_AIM OF THE EXERCISE_: Below is a set of records. Repeat all of them exactly.

══ MATERIAL SUPPLIED

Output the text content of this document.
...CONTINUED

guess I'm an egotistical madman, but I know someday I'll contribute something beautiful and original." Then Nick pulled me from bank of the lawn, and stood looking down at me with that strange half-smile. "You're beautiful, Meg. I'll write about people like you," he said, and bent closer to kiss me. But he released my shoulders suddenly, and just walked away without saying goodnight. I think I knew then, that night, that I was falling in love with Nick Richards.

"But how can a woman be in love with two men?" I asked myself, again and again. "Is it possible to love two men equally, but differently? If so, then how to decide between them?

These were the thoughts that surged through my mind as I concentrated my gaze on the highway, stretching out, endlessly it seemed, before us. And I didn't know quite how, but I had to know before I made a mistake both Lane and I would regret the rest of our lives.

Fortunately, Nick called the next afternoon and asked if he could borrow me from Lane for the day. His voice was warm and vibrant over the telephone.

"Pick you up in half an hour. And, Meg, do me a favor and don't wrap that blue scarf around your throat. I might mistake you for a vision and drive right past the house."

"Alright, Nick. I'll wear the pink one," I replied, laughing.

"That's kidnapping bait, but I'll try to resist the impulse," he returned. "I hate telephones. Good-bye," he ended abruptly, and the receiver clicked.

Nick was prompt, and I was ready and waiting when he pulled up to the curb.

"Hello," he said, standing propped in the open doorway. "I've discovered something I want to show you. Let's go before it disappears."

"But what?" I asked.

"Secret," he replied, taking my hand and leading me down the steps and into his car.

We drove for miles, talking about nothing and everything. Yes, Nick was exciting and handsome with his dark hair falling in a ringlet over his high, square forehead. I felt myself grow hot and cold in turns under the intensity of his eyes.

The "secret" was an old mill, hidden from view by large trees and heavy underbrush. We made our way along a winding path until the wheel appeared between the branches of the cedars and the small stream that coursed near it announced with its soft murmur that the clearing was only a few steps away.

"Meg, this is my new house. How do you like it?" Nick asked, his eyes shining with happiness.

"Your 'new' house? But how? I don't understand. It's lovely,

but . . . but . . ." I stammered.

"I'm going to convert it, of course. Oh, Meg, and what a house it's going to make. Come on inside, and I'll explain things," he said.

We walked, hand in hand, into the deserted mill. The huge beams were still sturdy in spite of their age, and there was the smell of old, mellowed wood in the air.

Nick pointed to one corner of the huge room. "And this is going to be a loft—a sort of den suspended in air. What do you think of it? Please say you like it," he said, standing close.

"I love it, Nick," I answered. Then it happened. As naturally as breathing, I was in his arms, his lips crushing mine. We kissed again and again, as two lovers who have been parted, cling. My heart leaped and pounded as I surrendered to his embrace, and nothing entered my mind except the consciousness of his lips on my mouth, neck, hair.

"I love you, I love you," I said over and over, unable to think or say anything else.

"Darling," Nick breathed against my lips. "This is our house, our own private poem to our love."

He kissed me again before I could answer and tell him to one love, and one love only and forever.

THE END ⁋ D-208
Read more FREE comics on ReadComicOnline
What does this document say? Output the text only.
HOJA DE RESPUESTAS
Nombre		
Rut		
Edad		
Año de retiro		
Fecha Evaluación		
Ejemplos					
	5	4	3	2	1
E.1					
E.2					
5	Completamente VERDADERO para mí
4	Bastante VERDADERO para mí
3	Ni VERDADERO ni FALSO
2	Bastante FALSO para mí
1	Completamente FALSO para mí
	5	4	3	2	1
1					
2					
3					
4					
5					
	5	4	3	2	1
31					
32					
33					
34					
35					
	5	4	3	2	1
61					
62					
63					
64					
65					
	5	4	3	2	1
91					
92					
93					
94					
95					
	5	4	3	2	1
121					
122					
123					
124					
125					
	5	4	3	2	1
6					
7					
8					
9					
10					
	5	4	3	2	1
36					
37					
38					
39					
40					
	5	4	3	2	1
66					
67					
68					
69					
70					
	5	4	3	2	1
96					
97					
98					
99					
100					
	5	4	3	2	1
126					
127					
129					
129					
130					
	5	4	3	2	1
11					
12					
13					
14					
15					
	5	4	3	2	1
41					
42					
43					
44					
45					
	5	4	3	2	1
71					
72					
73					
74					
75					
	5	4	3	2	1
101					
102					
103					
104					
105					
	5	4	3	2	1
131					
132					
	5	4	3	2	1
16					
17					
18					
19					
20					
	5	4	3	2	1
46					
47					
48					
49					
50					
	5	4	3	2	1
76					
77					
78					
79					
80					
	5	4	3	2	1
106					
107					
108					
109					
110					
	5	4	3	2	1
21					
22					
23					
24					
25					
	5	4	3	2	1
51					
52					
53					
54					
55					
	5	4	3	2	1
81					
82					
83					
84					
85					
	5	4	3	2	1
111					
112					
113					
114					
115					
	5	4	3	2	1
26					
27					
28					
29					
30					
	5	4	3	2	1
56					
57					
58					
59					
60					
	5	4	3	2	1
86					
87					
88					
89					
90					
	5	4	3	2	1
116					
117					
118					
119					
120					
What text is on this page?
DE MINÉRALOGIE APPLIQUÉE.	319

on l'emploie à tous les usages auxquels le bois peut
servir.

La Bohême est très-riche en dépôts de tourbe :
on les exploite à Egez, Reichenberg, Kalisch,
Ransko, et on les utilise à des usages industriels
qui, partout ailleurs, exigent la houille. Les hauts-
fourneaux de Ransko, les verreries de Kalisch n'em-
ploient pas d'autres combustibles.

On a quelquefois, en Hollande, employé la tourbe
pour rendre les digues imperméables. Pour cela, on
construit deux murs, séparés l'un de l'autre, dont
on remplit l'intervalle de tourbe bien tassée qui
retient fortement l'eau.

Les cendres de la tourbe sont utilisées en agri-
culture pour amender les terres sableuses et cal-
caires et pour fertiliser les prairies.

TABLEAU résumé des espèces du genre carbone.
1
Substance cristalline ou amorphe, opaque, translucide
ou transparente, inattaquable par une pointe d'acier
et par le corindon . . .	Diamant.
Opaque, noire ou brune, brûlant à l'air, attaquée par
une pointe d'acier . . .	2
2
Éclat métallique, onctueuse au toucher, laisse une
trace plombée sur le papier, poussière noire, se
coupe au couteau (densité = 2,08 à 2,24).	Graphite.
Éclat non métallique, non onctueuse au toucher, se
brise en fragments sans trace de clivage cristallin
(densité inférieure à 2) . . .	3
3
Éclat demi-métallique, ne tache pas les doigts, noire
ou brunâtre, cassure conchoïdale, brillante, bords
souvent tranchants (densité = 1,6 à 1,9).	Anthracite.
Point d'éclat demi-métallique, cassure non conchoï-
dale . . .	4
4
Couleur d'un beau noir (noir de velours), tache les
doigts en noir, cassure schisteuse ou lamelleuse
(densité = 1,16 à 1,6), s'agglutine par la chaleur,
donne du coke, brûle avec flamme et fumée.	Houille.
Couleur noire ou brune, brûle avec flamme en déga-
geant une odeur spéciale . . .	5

════

_TASK OUTPUT_:
Output the text content of this document.
...CONTINUED

guess I'm an egotistical madman, but I know someday I'll contribute something beautiful and original." Then Nick pulled me from bank of the lawn, and stood looking down at me with that strange half-smile. "You're beautiful, Meg. I'll write about people like you," he said, and bent closer to kiss me. But he released my shoulders suddenly, and just walked away without saying goodnight. I think I knew then, that night, that I was falling in love with Nick Richards.

"But how can a woman be in love with two men?" I asked myself, again and again. "Is it possible to love two men equally, but differently? If so, then how to decide between them?

These were the thoughts that surged through my mind as I concentrated my gaze on the highway, stretching out, endlessly it seemed, before us. And I didn't know quite how, but I had to know before I made a mistake both Lane and I would regret the rest of our lives.

Fortunately, Nick called the next afternoon and asked if he could borrow me from Lane for the day. His voice was warm and vibrant over the telephone.

"Pick you up in half an hour. And, Meg, do me a favor and don't wrap that blue scarf around your throat. I might mistake you for a vision and drive right past the house."

"Alright, Nick. I'll wear the pink one," I replied, laughing.

"That's kidnapping bait, but I'll try to resist the impulse," he returned. "I hate telephones. Good-bye," he ended abruptly, and the receiver clicked.

Nick was prompt, and I was ready and waiting when he pulled up to the curb.

"Hello," he said, standing propped in the open doorway. "I've discovered something I want to show you. Let's go before it disappears."

"But what?" I asked.

"Secret," he replied, taking my hand and leading me down the steps and into his car.

We drove for miles, talking about nothing and everything. Yes, Nick was exciting and handsome with his dark hair falling in a ringlet over his high, square forehead. I felt myself grow hot and cold in turns under the intensity of his eyes.

The "secret" was an old mill, hidden from view by large trees and heavy underbrush. We made our way along a winding path until the wheel appeared between the branches of the cedars and the small stream that coursed near it announced with its soft murmur that the clearing was only a few steps away.

"Meg, this is my new house. How do you like it?" Nick asked, his eyes shining with happiness.

"Your 'new' house? But how? I don't understand. It's lovely,

but . . . but . . ." I stammered.

"I'm going to convert it, of course. Oh, Meg, and what a house it's going to make. Come on inside, and I'll explain things," he said.

We walked, hand in hand, into the deserted mill. The huge beams were still sturdy in spite of their age, and there was the smell of old, mellowed wood in the air.

Nick pointed to one corner of the huge room. "And this is going to be a loft—a sort of den suspended in air. What do you think of it? Please say you like it," he said, standing close.

"I love it, Nick," I answered. Then it happened. As naturally as breathing, I was in his arms, his lips crushing mine. We kissed again and again, as two lovers who have been parted, cling. My heart leaped and pounded as I surrendered to his embrace, and nothing entered my mind except the consciousness of his lips on my mouth, neck, hair.

"I love you, I love you," I said over and over, unable to think or say anything else.

"Darling," Nick breathed against my lips. "This is our house, our own private poem to our love."

He kissed me again before I could answer and tell him to one love, and one love only and forever.

THE END ⁋ D-208
Read more FREE comics on ReadComicOnline
What does this document say? Output the text only.
HOJA DE RESPUESTAS
Nombre		
Rut		
Edad		
Año de retiro		
Fecha Evaluación		
Ejemplos					
	5	4	3	2	1
E.1					
E.2					
5	Completamente VERDADERO para mí
4	Bastante VERDADERO para mí
3	Ni VERDADERO ni FALSO
2	Bastante FALSO para mí
1	Completamente FALSO para mí
	5	4	3	2	1
1					
2					
3					
4					
5					
	5	4	3	2	1
31					
32					
33					
34					
35					
	5	4	3	2	1
61					
62					
63					
64					
65					
	5	4	3	2	1
91					
92					
93					
94					
95					
	5	4	3	2	1
121					
122					
123					
124					
125					
	5	4	3	2	1
6					
7					
8					
9					
10					
	5	4	3	2	1
36					
37					
38					
39					
40					
	5	4	3	2	1
66					
67					
68					
69					
70					
	5	4	3	2	1
96					
97					
98					
99					
100					
	5	4	3	2	1
126					
127					
129					
129					
130					
	5	4	3	2	1
11					
12					
13					
14					
15					
	5	4	3	2	1
41					
42					
43					
44					
45					
	5	4	3	2	1
71					
72					
73					
74					
75					
	5	4	3	2	1
101					
102					
103					
104					
105					
	5	4	3	2	1
131					
132					
	5	4	3	2	1
16					
17					
18					
19					
20					
	5	4	3	2	1
46					
47					
48					
49					
50					
	5	4	3	2	1
76					
77					
78					
79					
80					
	5	4	3	2	1
106					
107					
108					
109					
110					
	5	4	3	2	1
21					
22					
23					
24					
25					
	5	4	3	2	1
51					
52					
53					
54					
55					
	5	4	3	2	1
81					
82					
83					
84					
85					
	5	4	3	2	1
111					
112					
113					
114					
115					
	5	4	3	2	1
26					
27					
28					
29					
30					
	5	4	3	2	1
56					
57					
58					
59					
60					
	5	4	3	2	1
86					
87					
88					
89					
90					
	5	4	3	2	1
116					
117					
118					
119					
120					
What text is on this page?
DE MINÉRALOGIE APPLIQUÉE.	319

on l'emploie à tous les usages auxquels le bois peut
servir.

La Bohême est très-riche en dépôts de tourbe :
on les exploite à Egez, Reichenberg, Kalisch,
Ransko, et on les utilise à des usages industriels
qui, partout ailleurs, exigent la houille. Les hauts-
fourneaux de Ransko, les verreries de Kalisch n'em-
ploient pas d'autres combustibles.

On a quelquefois, en Hollande, employé la tourbe
pour rendre les digues imperméables. Pour cela, on
construit deux murs, séparés l'un de l'autre, dont
on remplit l'intervalle de tourbe bien tassée qui
retient fortement l'eau.

Les cendres de la tourbe sont utilisées en agri-
culture pour amender les terres sableuses et cal-
caires et pour fertiliser les prairies.

TABLEAU résumé des espèces du genre carbone.
1
Substance cristalline ou amorphe, opaque, translucide
ou transparente, inattaquable par une pointe d'acier
et par le corindon . . .	Diamant.
Opaque, noire ou brune, brûlant à l'air, attaquée par
une pointe d'acier . . .	2
2
Éclat métallique, onctueuse au toucher, laisse une
trace plombée sur le papier, poussière noire, se
coupe au couteau (densité = 2,08 à 2,24).	Graphite.
Éclat non métallique, non onctueuse au toucher, se
brise en fragments sans trace de clivage cristallin
(densité inférieure à 2) . . .	3
3
Éclat demi-métallique, ne tache pas les doigts, noire
ou brunâtre, cassure conchoïdale, brillante, bords
souvent tranchants (densité = 1,6 à 1,9).	Anthracite.
Point d'éclat demi-métallique, cassure non conchoï-
dale . . .	4
4
Couleur d'un beau noir (noir de velours), tache les
doigts en noir, cassure schisteuse ou lamelleuse
(densité = 1,16 à 1,6), s'agglutine par la chaleur,
donne du coke, brûle avec flamme et fumée.	Houille.
Couleur noire ou brune, brûle avec flamme en déga-
geant une odeur spéciale . . .	5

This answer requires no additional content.